Everything from the line holding "OCR this image." through the last line below must be repeated exactly, and nothing else.

BEGIN

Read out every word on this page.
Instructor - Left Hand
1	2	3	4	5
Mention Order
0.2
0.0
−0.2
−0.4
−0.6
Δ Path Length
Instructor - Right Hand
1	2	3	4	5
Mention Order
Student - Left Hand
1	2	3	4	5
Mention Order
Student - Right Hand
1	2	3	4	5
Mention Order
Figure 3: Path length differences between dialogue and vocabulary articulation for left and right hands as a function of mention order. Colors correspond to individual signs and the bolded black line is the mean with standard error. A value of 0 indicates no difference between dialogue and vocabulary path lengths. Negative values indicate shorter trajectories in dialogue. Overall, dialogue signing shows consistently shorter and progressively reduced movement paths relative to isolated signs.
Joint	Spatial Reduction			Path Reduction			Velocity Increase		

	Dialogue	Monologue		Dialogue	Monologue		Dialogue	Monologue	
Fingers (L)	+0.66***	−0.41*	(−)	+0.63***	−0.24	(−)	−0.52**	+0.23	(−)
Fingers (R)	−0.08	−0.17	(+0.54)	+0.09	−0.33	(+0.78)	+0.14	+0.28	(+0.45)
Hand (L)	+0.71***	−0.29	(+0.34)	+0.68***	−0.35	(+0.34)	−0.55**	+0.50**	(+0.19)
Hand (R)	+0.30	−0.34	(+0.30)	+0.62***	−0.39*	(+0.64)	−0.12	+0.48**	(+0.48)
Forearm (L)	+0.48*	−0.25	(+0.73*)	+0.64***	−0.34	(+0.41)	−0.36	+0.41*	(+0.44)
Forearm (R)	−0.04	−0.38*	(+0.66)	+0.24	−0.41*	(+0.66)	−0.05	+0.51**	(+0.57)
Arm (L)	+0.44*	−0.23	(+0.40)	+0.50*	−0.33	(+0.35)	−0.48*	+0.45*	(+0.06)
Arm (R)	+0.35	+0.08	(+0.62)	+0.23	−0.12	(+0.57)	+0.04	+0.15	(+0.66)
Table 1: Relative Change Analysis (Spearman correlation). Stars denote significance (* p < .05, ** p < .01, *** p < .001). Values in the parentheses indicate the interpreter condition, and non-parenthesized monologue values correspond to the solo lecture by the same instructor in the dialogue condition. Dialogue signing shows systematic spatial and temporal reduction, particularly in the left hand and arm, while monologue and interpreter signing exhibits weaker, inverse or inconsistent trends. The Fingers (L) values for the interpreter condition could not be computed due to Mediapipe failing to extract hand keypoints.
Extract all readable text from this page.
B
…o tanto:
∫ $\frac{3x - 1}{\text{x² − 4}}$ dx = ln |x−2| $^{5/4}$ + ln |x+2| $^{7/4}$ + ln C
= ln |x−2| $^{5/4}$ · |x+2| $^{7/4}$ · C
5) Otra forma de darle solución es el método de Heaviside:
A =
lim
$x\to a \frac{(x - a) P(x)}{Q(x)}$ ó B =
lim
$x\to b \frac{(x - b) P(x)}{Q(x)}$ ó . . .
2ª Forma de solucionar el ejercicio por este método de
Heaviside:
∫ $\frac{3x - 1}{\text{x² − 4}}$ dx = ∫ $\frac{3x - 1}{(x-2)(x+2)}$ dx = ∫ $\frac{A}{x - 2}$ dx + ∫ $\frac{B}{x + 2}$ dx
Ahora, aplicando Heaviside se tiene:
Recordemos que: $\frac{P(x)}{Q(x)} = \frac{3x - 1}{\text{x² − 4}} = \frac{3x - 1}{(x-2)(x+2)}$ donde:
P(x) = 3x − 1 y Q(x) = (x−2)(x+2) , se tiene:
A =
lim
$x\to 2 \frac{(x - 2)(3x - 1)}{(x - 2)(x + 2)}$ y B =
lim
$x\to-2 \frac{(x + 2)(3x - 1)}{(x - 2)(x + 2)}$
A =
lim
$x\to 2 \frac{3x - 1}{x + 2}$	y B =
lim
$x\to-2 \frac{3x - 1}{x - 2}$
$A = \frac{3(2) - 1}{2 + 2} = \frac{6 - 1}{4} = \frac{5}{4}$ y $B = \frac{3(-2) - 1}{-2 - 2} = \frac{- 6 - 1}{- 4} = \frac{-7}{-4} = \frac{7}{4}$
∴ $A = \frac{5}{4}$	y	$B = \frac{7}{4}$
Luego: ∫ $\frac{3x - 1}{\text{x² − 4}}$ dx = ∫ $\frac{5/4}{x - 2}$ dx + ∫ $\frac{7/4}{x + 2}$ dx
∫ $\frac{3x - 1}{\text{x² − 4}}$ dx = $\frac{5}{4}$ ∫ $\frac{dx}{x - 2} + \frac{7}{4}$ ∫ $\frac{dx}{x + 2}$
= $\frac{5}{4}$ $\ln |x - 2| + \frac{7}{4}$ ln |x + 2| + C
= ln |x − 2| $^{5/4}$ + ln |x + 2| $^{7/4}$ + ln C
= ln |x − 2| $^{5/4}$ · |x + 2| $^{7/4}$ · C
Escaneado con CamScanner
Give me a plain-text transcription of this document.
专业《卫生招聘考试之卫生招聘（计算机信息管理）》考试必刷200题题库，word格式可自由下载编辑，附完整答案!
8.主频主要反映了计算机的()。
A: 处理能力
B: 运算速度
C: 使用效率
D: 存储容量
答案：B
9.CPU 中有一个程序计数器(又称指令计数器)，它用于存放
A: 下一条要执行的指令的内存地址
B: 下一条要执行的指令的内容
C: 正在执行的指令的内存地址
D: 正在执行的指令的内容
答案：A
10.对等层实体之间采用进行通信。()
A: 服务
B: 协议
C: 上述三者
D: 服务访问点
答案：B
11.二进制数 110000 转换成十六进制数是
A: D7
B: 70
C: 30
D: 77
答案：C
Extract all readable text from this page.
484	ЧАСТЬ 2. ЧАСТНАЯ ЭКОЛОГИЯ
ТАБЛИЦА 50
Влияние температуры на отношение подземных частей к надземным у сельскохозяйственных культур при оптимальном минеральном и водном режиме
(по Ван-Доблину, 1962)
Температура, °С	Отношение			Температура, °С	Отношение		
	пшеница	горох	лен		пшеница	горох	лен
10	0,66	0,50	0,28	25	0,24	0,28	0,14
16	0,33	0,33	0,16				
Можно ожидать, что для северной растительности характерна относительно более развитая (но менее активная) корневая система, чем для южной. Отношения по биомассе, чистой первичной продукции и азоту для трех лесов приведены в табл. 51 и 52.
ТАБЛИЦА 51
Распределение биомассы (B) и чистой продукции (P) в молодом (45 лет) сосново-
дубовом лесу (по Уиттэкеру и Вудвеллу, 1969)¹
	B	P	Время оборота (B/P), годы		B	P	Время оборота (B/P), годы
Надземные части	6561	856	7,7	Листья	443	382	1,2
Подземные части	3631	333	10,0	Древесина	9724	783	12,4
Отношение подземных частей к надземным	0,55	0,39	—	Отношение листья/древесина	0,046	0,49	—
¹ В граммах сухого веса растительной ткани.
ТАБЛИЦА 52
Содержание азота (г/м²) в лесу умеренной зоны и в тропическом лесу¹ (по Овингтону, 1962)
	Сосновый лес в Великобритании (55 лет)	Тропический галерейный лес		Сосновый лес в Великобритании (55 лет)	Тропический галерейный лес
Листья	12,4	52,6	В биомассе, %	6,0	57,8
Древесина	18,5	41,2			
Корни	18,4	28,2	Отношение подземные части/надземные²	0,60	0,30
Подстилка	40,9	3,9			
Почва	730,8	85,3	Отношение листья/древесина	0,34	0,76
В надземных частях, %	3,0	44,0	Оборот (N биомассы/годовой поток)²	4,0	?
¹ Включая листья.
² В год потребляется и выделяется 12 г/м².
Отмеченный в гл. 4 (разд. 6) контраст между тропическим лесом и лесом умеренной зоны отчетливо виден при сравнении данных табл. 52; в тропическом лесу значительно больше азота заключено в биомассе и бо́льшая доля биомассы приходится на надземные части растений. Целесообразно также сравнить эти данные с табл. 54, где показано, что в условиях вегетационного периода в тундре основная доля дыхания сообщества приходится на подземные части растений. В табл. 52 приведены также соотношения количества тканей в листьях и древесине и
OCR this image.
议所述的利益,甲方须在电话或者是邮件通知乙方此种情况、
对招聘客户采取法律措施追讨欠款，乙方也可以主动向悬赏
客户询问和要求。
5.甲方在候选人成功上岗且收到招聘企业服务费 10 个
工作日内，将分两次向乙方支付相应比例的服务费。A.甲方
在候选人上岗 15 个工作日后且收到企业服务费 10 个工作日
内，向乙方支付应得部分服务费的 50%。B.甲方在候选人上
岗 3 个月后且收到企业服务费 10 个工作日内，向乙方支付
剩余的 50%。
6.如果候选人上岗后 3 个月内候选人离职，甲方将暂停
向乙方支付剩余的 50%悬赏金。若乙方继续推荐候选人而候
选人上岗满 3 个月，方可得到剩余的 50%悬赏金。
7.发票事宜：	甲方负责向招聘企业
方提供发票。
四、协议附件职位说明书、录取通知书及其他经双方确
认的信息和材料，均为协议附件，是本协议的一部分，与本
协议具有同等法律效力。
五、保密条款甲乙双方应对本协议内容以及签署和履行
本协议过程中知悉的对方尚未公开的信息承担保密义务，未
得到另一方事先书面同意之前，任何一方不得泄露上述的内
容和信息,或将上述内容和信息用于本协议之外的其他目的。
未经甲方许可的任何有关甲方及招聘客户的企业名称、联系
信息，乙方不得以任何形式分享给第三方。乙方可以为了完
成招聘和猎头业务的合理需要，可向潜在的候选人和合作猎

END

• [ANSWER TO THE TASK]:
OCR this image.
议所述的利益,甲方须在电话或者是邮件通知乙方此种情况、
对招聘客户采取法律措施追讨欠款，乙方也可以主动向悬赏
客户询问和要求。
5.甲方在候选人成功上岗且收到招聘企业服务费 10 个
工作日内，将分两次向乙方支付相应比例的服务费。A.甲方
在候选人上岗 15 个工作日后且收到企业服务费 10 个工作日
内，向乙方支付应得部分服务费的 50%。B.甲方在候选人上
岗 3 个月后且收到企业服务费 10 个工作日内，向乙方支付
剩余的 50%。
6.如果候选人上岗后 3 个月内候选人离职，甲方将暂停
向乙方支付剩余的 50%悬赏金。若乙方继续推荐候选人而候
选人上岗满 3 个月，方可得到剩余的 50%悬赏金。
7.发票事宜：	甲方负责向招聘企业
方提供发票。
四、协议附件职位说明书、录取通知书及其他经双方确
认的信息和材料，均为协议附件，是本协议的一部分，与本
协议具有同等法律效力。
五、保密条款甲乙双方应对本协议内容以及签署和履行
本协议过程中知悉的对方尚未公开的信息承担保密义务，未
得到另一方事先书面同意之前，任何一方不得泄露上述的内
容和信息,或将上述内容和信息用于本协议之外的其他目的。
未经甲方许可的任何有关甲方及招聘客户的企业名称、联系
信息，乙方不得以任何形式分享给第三方。乙方可以为了完
成招聘和猎头业务的合理需要，可向潜在的候选人和合作猎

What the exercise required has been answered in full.